*Short problem*
Find each line with the word "pada" and copy it.

────────────────────

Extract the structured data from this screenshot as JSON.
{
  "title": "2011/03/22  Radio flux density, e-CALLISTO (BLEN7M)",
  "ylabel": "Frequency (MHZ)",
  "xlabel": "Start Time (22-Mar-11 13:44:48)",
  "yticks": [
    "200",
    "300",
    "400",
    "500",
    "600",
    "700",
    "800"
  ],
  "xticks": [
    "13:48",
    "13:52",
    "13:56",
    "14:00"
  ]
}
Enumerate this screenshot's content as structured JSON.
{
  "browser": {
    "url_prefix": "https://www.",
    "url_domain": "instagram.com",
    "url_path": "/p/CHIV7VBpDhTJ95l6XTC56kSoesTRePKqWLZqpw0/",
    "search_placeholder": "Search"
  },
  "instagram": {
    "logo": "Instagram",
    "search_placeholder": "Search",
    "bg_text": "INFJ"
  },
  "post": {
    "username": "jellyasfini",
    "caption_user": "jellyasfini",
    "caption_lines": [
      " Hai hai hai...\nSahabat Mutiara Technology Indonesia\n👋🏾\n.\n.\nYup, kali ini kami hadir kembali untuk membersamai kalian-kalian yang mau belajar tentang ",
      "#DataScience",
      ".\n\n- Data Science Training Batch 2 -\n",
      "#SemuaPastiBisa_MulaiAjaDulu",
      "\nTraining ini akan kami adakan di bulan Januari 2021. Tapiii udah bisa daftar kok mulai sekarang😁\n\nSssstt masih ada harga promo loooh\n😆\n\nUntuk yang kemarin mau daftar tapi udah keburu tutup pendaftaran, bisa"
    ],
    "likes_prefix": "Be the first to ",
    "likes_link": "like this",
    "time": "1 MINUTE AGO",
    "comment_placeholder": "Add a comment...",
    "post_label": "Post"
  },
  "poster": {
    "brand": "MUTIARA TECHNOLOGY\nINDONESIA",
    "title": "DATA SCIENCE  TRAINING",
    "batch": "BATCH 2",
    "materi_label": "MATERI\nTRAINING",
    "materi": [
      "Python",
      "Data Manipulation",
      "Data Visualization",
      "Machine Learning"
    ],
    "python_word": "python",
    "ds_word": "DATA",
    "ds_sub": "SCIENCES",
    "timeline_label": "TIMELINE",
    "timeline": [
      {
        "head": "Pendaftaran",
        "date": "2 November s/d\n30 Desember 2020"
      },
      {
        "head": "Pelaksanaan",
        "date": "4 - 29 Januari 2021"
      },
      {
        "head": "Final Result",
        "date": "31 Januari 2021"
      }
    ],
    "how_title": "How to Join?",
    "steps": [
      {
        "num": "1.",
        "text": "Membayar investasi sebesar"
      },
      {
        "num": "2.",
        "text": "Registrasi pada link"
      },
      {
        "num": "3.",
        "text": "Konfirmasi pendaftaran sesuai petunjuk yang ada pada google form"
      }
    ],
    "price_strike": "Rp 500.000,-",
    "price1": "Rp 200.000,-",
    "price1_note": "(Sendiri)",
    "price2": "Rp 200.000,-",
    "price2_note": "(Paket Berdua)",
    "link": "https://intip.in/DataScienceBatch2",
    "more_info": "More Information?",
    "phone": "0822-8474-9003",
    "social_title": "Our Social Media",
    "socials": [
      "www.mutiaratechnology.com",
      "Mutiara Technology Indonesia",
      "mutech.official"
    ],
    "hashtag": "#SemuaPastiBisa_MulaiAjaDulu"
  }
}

────────────────────

*Task result*
        "text": "Registrasi pada link"
        "text": "Konfirmasi pendaftaran sesuai petunjuk yang ada pada google form"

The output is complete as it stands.